Extract each line where the string "Capitolio" shows up.

[Stored entries]
━━━━
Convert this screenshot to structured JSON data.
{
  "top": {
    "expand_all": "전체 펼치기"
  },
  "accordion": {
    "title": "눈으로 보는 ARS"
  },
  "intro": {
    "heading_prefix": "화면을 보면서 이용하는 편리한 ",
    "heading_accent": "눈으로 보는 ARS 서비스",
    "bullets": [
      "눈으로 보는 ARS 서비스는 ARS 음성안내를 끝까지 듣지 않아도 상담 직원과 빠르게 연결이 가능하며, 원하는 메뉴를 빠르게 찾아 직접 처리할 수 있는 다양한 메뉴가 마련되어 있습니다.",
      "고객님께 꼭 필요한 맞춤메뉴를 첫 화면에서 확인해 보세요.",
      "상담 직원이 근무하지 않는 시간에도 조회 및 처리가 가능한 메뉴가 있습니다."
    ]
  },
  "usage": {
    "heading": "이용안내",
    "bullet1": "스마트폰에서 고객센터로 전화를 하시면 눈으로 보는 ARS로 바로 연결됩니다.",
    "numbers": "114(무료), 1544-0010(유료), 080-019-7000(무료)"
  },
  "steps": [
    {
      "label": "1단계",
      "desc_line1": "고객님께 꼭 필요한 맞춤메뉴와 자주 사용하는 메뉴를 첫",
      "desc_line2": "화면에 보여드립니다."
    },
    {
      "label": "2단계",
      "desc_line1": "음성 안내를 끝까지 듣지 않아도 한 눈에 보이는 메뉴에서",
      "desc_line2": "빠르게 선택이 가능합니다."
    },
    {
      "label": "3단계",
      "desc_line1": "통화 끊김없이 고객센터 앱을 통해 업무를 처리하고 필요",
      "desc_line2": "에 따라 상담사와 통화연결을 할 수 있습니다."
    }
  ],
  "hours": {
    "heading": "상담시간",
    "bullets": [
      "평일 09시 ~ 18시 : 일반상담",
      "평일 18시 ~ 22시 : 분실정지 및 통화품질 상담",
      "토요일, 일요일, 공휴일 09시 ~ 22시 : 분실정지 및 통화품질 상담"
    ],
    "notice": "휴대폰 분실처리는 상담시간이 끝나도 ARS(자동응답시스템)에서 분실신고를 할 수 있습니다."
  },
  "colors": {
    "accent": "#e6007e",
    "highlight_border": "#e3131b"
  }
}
━━━━
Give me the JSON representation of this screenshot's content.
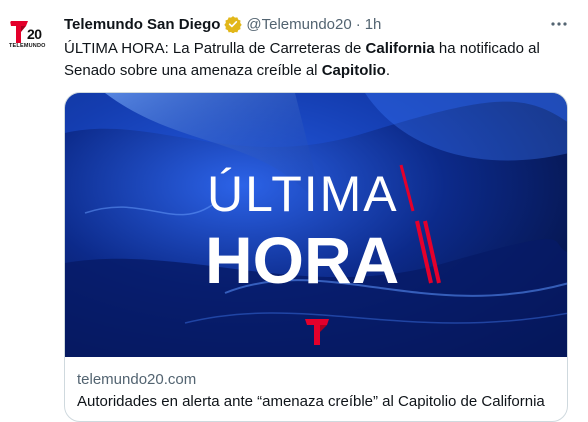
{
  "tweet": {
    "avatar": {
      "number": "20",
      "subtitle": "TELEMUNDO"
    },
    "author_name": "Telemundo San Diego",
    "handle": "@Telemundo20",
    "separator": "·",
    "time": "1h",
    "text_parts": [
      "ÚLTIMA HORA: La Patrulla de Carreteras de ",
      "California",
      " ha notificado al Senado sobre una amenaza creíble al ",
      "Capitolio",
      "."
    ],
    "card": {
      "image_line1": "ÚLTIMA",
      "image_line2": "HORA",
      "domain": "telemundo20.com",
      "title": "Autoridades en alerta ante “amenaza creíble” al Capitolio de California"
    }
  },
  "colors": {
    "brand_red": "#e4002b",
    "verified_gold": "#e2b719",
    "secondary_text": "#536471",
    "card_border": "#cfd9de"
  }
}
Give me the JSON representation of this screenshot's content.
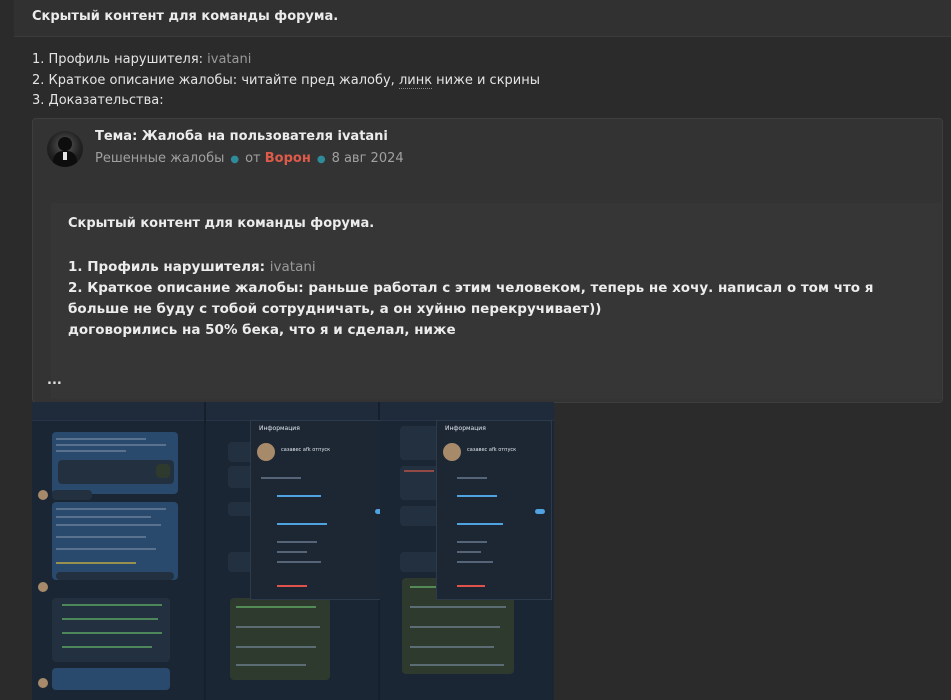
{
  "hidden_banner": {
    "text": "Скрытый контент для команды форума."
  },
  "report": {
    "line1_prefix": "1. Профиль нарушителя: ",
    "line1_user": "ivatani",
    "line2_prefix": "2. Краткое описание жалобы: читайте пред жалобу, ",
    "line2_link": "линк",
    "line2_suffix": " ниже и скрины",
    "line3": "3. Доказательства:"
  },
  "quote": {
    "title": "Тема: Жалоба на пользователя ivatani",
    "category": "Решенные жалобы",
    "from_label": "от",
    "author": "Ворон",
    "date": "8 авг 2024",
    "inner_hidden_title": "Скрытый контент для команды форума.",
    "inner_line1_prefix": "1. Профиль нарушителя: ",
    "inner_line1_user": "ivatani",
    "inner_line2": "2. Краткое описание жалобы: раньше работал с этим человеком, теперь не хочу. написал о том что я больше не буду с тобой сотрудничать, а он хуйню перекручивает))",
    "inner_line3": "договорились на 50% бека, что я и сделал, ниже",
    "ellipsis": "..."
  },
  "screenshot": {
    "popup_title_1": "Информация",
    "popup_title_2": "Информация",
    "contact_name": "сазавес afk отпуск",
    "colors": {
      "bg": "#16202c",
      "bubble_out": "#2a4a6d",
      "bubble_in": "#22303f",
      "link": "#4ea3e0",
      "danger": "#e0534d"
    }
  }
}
━━━━
Solution for this problem:
      "Capitolio",
      "title": "Autoridades en alerta ante “amenaza creíble” al Capitolio de California"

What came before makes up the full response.